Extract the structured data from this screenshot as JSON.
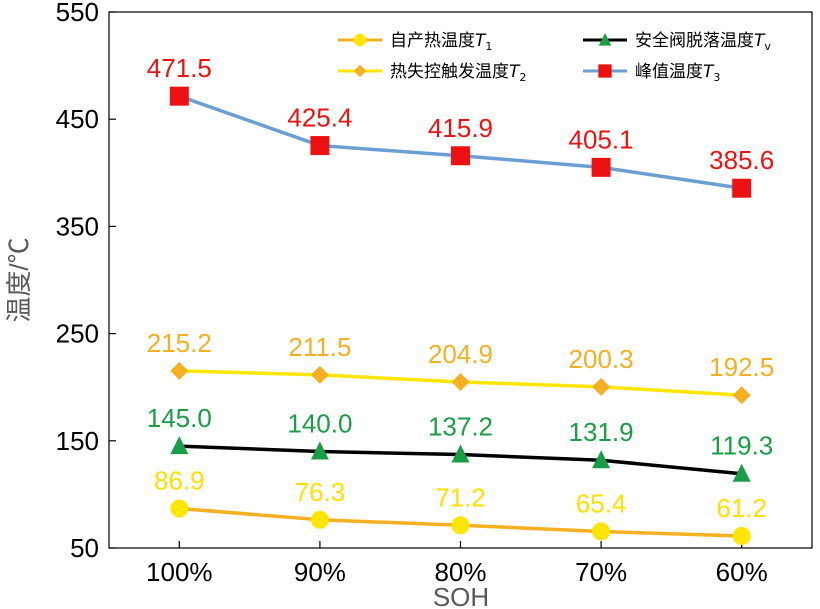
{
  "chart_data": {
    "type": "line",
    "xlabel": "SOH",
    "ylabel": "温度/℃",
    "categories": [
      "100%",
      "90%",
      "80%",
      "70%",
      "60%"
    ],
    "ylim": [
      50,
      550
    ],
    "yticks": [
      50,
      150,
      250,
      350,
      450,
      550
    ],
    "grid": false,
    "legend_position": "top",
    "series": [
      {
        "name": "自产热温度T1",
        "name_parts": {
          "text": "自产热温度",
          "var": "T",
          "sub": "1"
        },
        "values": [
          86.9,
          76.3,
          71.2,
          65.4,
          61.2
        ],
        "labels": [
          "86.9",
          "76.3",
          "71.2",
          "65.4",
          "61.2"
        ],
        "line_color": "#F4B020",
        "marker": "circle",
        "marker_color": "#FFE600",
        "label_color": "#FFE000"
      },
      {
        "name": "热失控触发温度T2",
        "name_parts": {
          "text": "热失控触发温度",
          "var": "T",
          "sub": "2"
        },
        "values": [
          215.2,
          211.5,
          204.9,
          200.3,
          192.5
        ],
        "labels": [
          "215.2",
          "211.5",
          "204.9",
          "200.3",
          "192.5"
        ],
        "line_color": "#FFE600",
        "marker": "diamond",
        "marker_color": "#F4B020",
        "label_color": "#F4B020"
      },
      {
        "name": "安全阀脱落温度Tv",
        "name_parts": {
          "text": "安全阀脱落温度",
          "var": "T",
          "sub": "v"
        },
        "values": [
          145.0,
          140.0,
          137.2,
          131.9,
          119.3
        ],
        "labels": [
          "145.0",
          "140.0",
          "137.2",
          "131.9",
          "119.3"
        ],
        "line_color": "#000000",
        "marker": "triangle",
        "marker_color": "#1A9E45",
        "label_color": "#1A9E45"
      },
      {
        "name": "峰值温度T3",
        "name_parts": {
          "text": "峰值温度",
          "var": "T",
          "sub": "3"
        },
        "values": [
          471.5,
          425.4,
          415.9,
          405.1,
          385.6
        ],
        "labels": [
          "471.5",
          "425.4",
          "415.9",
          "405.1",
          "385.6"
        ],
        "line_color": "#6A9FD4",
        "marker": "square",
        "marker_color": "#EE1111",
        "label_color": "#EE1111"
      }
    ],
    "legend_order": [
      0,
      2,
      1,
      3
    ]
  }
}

◆ ◆ ◆ ◆

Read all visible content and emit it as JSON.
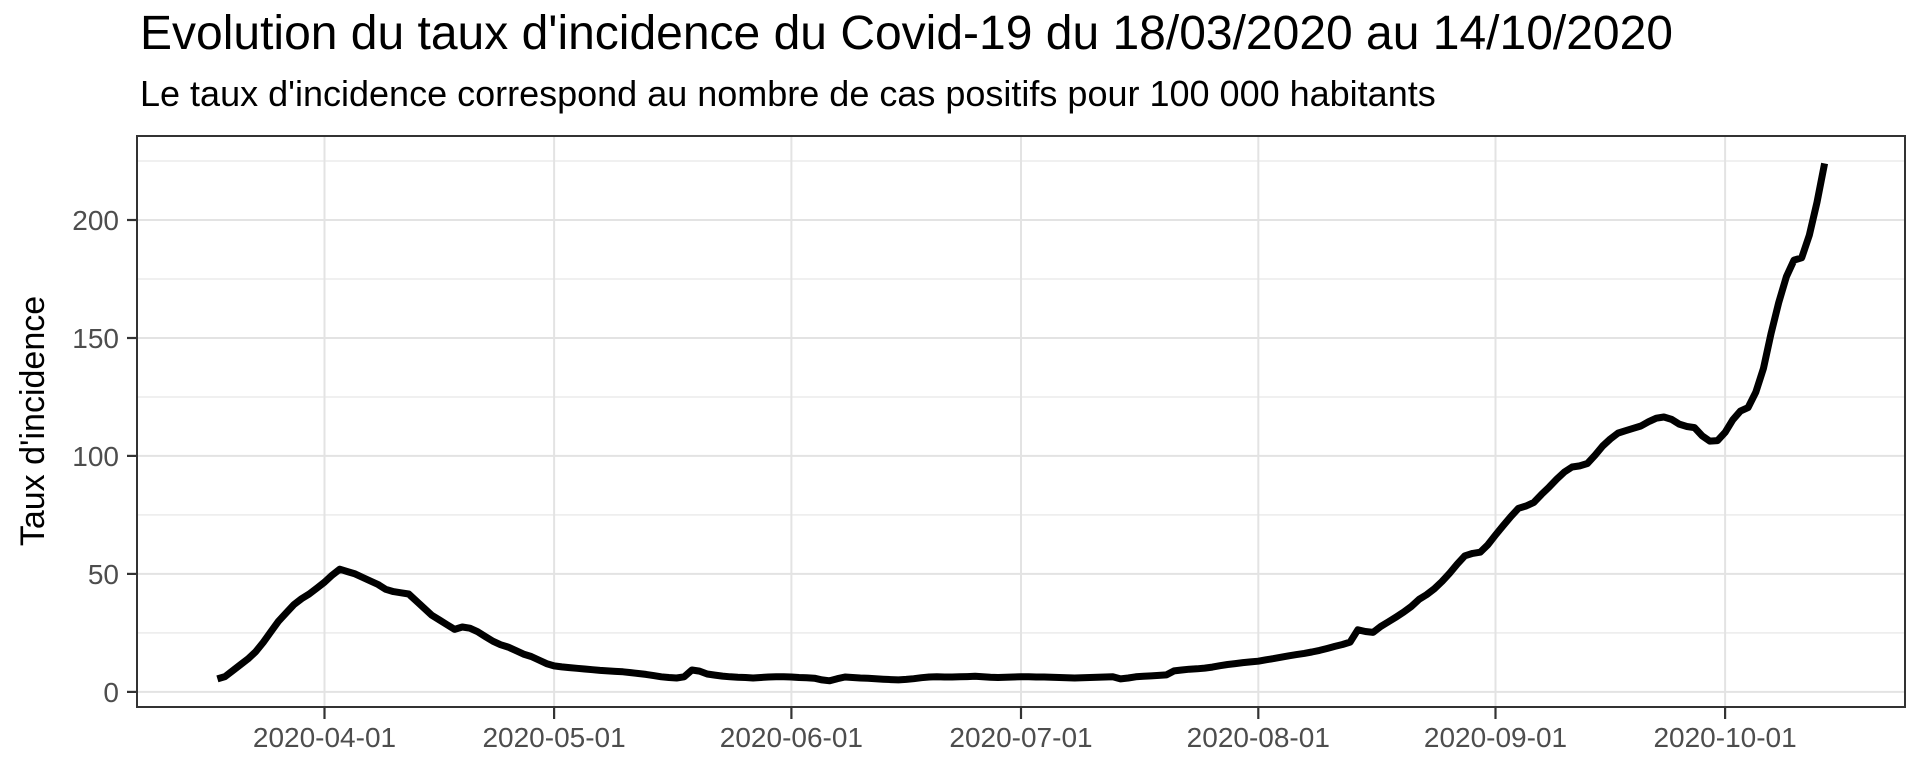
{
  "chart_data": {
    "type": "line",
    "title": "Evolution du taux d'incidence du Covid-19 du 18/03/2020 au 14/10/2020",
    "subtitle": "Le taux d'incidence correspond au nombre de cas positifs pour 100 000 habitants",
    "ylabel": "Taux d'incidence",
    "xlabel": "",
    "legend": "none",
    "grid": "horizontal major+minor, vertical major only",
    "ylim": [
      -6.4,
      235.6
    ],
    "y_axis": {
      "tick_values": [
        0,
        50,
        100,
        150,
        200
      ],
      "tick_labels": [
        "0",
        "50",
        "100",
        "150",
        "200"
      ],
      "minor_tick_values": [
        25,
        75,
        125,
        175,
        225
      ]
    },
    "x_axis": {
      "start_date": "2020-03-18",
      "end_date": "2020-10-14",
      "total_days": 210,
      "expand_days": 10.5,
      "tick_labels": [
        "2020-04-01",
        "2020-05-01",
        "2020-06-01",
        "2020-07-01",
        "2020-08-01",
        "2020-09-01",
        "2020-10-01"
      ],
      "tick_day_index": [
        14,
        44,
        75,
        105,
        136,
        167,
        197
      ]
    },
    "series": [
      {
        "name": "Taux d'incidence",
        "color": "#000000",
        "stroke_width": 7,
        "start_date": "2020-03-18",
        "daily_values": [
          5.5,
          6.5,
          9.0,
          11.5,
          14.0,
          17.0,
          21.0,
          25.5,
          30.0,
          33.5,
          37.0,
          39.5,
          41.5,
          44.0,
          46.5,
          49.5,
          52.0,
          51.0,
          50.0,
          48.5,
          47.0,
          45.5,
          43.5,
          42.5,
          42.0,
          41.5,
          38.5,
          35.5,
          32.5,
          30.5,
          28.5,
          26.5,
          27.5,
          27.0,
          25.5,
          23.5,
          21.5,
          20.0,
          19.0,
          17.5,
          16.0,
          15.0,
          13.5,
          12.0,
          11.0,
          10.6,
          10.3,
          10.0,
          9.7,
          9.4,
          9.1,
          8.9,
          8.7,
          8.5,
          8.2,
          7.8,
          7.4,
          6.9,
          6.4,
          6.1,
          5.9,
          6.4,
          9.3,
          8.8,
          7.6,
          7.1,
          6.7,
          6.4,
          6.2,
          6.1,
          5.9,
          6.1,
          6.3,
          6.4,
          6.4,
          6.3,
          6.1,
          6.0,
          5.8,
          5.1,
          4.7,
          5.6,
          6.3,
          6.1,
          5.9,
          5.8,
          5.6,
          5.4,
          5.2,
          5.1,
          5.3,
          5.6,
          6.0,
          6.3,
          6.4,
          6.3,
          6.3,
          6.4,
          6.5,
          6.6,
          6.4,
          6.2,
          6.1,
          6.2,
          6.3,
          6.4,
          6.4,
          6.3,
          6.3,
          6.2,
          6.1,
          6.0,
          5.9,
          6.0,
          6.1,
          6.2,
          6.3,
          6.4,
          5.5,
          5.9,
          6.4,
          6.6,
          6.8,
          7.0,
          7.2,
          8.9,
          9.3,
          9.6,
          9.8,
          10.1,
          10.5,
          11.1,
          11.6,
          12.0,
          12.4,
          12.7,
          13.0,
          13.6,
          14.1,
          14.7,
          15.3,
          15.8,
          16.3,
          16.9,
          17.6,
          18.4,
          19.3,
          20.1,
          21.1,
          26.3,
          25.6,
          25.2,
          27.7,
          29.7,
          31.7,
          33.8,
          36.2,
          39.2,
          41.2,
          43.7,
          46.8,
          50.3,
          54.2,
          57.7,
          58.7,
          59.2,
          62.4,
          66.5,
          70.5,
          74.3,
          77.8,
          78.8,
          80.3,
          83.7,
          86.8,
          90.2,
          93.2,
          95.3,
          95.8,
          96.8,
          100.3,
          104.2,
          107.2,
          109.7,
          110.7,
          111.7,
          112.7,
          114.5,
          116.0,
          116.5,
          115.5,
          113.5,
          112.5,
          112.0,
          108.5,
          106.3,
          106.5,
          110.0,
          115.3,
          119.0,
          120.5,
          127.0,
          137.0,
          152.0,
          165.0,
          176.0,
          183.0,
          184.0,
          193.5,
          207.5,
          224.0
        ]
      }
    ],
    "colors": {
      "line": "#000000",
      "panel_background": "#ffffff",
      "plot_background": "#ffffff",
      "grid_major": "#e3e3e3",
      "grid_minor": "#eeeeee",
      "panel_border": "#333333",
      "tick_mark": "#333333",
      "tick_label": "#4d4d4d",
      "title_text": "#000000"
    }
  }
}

◆ ◆ ◆ ◆

• BRIEF: Copy every line that contains the string "incidence".

• RESULT:
    "title": "Evolution du taux d'incidence du Covid-19 du 18/03/2020 au 14/10/2020",
    "subtitle": "Le taux d'incidence correspond au nombre de cas positifs pour 100 000 habitants",
    "ylabel": "Taux d'incidence",
        "name": "Taux d'incidence",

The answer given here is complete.